- [Problem statement]: Copy the records that follow exactly as written, but not their pictures.

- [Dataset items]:
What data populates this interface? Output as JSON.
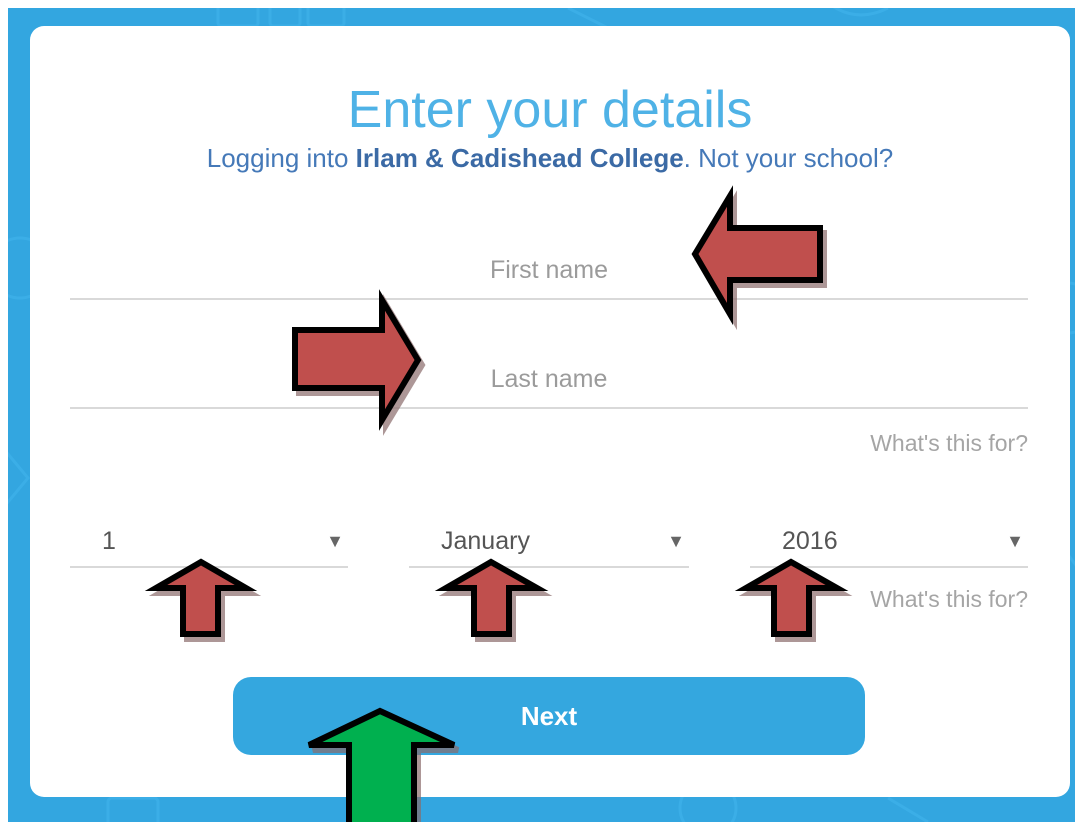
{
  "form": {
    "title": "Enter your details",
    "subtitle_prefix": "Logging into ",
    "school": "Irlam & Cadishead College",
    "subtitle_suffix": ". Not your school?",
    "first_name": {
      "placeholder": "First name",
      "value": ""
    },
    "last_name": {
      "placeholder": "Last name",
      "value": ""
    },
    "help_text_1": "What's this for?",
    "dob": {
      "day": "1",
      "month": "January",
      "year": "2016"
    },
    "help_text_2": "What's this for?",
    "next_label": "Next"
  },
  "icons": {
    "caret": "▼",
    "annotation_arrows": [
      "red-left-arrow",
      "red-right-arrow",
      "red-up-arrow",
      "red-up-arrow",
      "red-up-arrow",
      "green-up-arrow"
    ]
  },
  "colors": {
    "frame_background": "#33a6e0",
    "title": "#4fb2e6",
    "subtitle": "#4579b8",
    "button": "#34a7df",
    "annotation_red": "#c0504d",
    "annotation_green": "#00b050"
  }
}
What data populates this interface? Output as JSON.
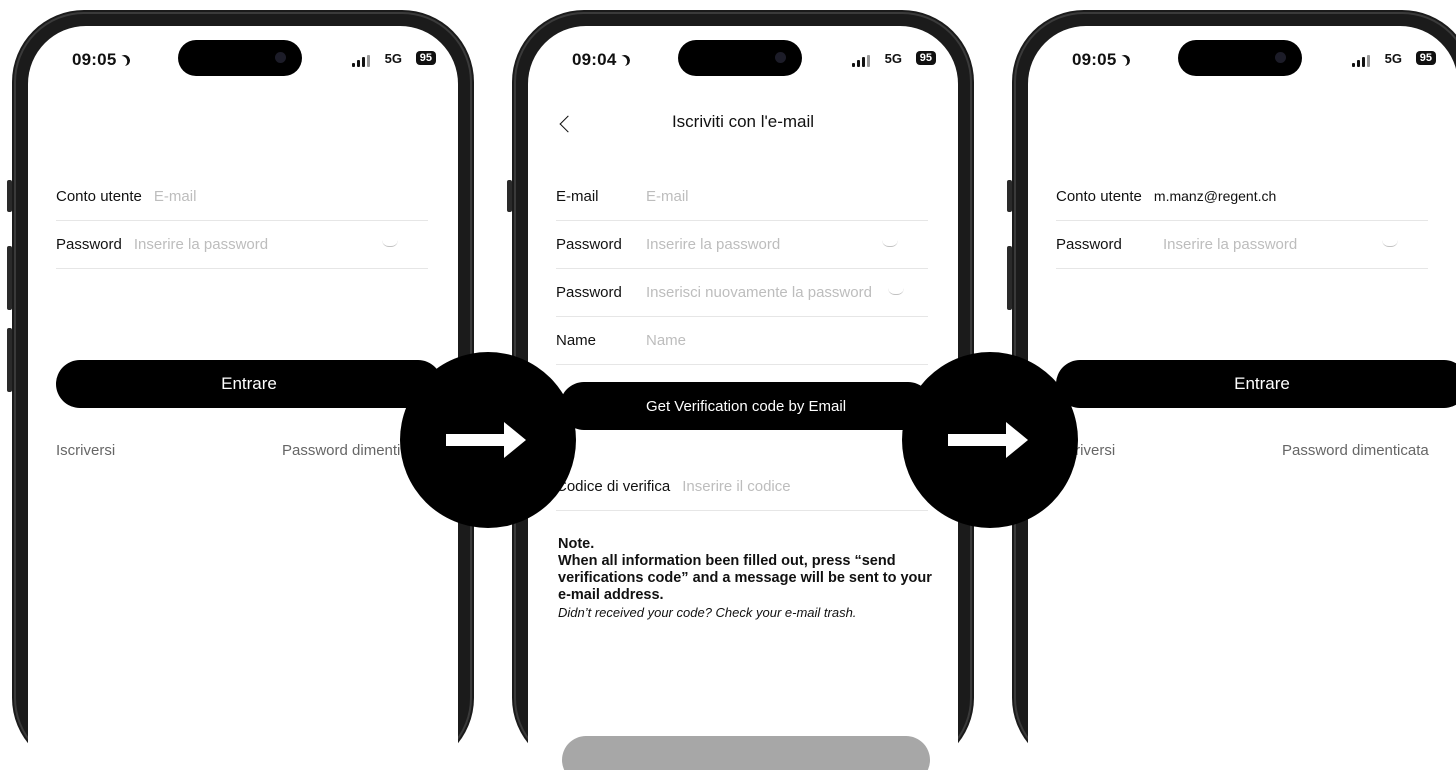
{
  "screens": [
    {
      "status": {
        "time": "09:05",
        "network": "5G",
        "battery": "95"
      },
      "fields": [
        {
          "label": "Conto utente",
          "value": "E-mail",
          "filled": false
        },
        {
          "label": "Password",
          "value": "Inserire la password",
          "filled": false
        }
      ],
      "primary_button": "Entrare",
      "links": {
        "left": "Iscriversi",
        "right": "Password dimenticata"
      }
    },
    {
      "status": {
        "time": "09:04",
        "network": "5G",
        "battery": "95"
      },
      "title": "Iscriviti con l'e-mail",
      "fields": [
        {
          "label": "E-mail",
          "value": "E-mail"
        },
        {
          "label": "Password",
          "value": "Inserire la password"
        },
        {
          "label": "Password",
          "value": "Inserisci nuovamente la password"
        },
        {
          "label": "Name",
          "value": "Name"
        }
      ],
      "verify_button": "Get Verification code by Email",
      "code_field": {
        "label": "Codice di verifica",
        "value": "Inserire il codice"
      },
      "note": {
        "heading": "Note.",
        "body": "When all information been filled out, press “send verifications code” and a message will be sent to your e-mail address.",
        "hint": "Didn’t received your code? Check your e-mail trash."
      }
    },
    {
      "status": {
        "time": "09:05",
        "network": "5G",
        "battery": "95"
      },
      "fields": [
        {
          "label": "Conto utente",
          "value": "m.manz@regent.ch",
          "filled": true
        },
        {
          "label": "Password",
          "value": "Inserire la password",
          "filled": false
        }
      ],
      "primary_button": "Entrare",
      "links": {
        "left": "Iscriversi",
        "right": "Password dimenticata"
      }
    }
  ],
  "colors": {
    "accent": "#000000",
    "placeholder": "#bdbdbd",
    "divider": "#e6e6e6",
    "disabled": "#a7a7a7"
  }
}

- [Solution for this task]:
What data populates this interface? Output as JSON.
{
  "form": {
    "title": "Enter your details",
    "subtitle_prefix": "Logging into ",
    "school": "Irlam & Cadishead College",
    "subtitle_suffix": ". Not your school?",
    "first_name": {
      "placeholder": "First name",
      "value": ""
    },
    "last_name": {
      "placeholder": "Last name",
      "value": ""
    },
    "help_text_1": "What's this for?",
    "dob": {
      "day": "1",
      "month": "January",
      "year": "2016"
    },
    "help_text_2": "What's this for?",
    "next_label": "Next"
  },
  "icons": {
    "caret": "▼",
    "annotation_arrows": [
      "red-left-arrow",
      "red-right-arrow",
      "red-up-arrow",
      "red-up-arrow",
      "red-up-arrow",
      "green-up-arrow"
    ]
  },
  "colors": {
    "frame_background": "#33a6e0",
    "title": "#4fb2e6",
    "subtitle": "#4579b8",
    "button": "#34a7df",
    "annotation_red": "#c0504d",
    "annotation_green": "#00b050"
  }
}
What data populates this interface? Output as JSON.
{
  "screens": [
    {
      "status": {
        "time": "09:05",
        "network": "5G",
        "battery": "95"
      },
      "fields": [
        {
          "label": "Conto utente",
          "value": "E-mail",
          "filled": false
        },
        {
          "label": "Password",
          "value": "Inserire la password",
          "filled": false
        }
      ],
      "primary_button": "Entrare",
      "links": {
        "left": "Iscriversi",
        "right": "Password dimenticata"
      }
    },
    {
      "status": {
        "time": "09:04",
        "network": "5G",
        "battery": "95"
      },
      "title": "Iscriviti con l'e-mail",
      "fields": [
        {
          "label": "E-mail",
          "value": "E-mail"
        },
        {
          "label": "Password",
          "value": "Inserire la password"
        },
        {
          "label": "Password",
          "value": "Inserisci nuovamente la password"
        },
        {
          "label": "Name",
          "value": "Name"
        }
      ],
      "verify_button": "Get Verification code by Email",
      "code_field": {
        "label": "Codice di verifica",
        "value": "Inserire il codice"
      },
      "note": {
        "heading": "Note.",
        "body": "When all information been filled out, press “send verifications code” and a message will be sent to your e-mail address.",
        "hint": "Didn’t received your code? Check your e-mail trash."
      }
    },
    {
      "status": {
        "time": "09:05",
        "network": "5G",
        "battery": "95"
      },
      "fields": [
        {
          "label": "Conto utente",
          "value": "m.manz@regent.ch",
          "filled": true
        },
        {
          "label": "Password",
          "value": "Inserire la password",
          "filled": false
        }
      ],
      "primary_button": "Entrare",
      "links": {
        "left": "Iscriversi",
        "right": "Password dimenticata"
      }
    }
  ],
  "colors": {
    "accent": "#000000",
    "placeholder": "#bdbdbd",
    "divider": "#e6e6e6",
    "disabled": "#a7a7a7"
  }
}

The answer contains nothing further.